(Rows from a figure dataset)
## start

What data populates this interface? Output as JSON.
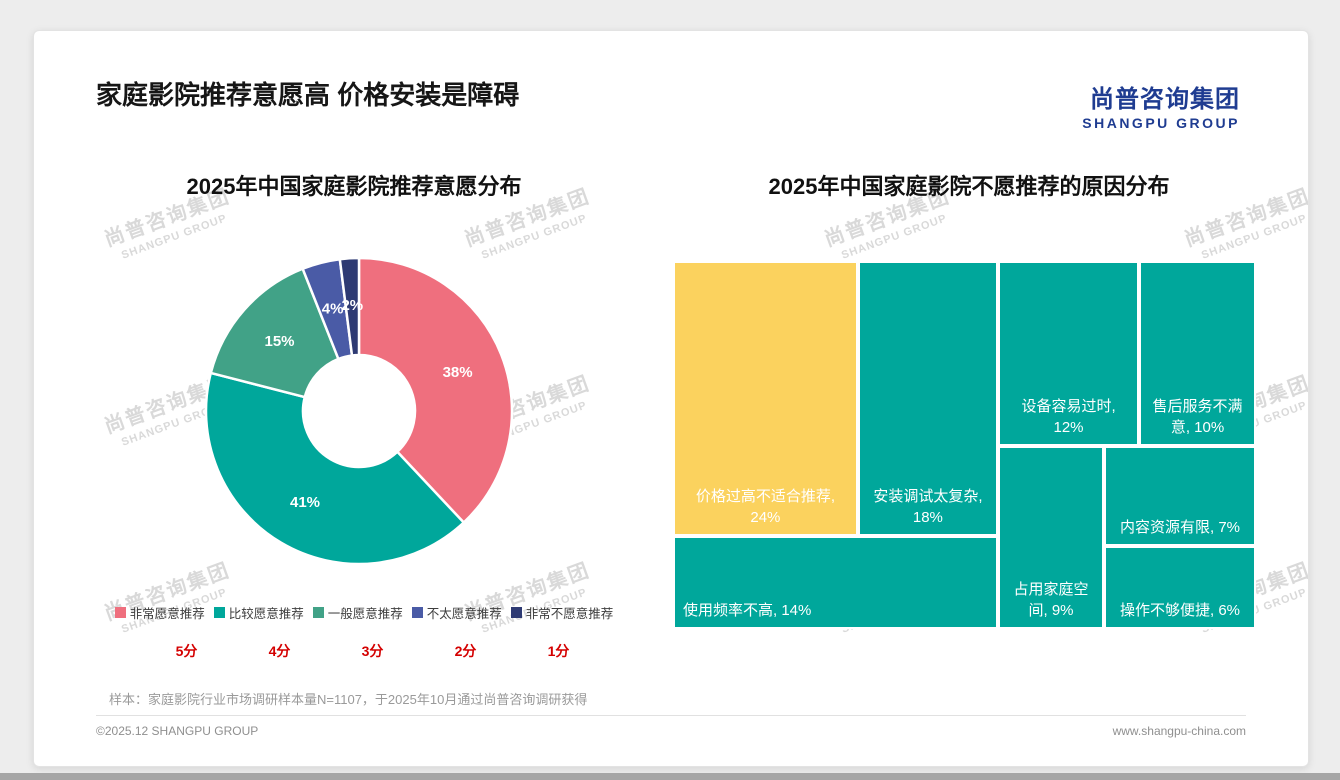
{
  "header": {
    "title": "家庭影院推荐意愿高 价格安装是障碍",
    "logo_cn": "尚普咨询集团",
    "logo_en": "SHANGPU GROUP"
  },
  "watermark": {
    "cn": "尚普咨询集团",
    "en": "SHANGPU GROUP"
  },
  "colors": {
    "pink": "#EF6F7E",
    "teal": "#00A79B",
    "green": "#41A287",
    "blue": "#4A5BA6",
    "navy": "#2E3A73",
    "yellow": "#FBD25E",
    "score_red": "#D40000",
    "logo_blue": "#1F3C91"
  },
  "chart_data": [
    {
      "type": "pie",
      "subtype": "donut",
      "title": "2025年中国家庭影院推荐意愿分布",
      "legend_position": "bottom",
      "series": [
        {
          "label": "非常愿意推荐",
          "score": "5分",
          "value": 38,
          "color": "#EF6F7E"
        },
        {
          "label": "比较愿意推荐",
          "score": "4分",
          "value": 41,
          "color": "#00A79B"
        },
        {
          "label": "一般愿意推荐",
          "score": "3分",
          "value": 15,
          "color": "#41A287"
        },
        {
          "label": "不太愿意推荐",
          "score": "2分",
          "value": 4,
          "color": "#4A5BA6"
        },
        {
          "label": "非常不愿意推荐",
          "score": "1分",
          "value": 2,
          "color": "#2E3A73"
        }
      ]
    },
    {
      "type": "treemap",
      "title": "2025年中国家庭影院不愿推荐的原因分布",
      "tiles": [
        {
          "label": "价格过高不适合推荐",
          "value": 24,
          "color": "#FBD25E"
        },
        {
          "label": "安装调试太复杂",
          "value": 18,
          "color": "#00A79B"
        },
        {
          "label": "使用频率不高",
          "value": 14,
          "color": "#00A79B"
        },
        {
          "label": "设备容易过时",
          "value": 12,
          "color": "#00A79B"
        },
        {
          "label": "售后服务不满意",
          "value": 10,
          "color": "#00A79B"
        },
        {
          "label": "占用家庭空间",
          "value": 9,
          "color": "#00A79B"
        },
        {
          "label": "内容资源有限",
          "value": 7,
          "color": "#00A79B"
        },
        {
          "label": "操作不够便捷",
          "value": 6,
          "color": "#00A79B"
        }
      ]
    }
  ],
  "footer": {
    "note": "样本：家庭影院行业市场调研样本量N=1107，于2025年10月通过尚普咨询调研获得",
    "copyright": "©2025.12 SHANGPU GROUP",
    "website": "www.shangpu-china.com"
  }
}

## end

Problem requirements> Your task is to repeat the material above exactly, without its pictures.

Result for this exercise>
What data populates this interface? Output as JSON.
{
  "header": {
    "title": "家庭影院推荐意愿高 价格安装是障碍",
    "logo_cn": "尚普咨询集团",
    "logo_en": "SHANGPU GROUP"
  },
  "watermark": {
    "cn": "尚普咨询集团",
    "en": "SHANGPU GROUP"
  },
  "colors": {
    "pink": "#EF6F7E",
    "teal": "#00A79B",
    "green": "#41A287",
    "blue": "#4A5BA6",
    "navy": "#2E3A73",
    "yellow": "#FBD25E",
    "score_red": "#D40000",
    "logo_blue": "#1F3C91"
  },
  "chart_data": [
    {
      "type": "pie",
      "subtype": "donut",
      "title": "2025年中国家庭影院推荐意愿分布",
      "legend_position": "bottom",
      "series": [
        {
          "label": "非常愿意推荐",
          "score": "5分",
          "value": 38,
          "color": "#EF6F7E"
        },
        {
          "label": "比较愿意推荐",
          "score": "4分",
          "value": 41,
          "color": "#00A79B"
        },
        {
          "label": "一般愿意推荐",
          "score": "3分",
          "value": 15,
          "color": "#41A287"
        },
        {
          "label": "不太愿意推荐",
          "score": "2分",
          "value": 4,
          "color": "#4A5BA6"
        },
        {
          "label": "非常不愿意推荐",
          "score": "1分",
          "value": 2,
          "color": "#2E3A73"
        }
      ]
    },
    {
      "type": "treemap",
      "title": "2025年中国家庭影院不愿推荐的原因分布",
      "tiles": [
        {
          "label": "价格过高不适合推荐",
          "value": 24,
          "color": "#FBD25E"
        },
        {
          "label": "安装调试太复杂",
          "value": 18,
          "color": "#00A79B"
        },
        {
          "label": "使用频率不高",
          "value": 14,
          "color": "#00A79B"
        },
        {
          "label": "设备容易过时",
          "value": 12,
          "color": "#00A79B"
        },
        {
          "label": "售后服务不满意",
          "value": 10,
          "color": "#00A79B"
        },
        {
          "label": "占用家庭空间",
          "value": 9,
          "color": "#00A79B"
        },
        {
          "label": "内容资源有限",
          "value": 7,
          "color": "#00A79B"
        },
        {
          "label": "操作不够便捷",
          "value": 6,
          "color": "#00A79B"
        }
      ]
    }
  ],
  "footer": {
    "note": "样本：家庭影院行业市场调研样本量N=1107，于2025年10月通过尚普咨询调研获得",
    "copyright": "©2025.12 SHANGPU GROUP",
    "website": "www.shangpu-china.com"
  }
}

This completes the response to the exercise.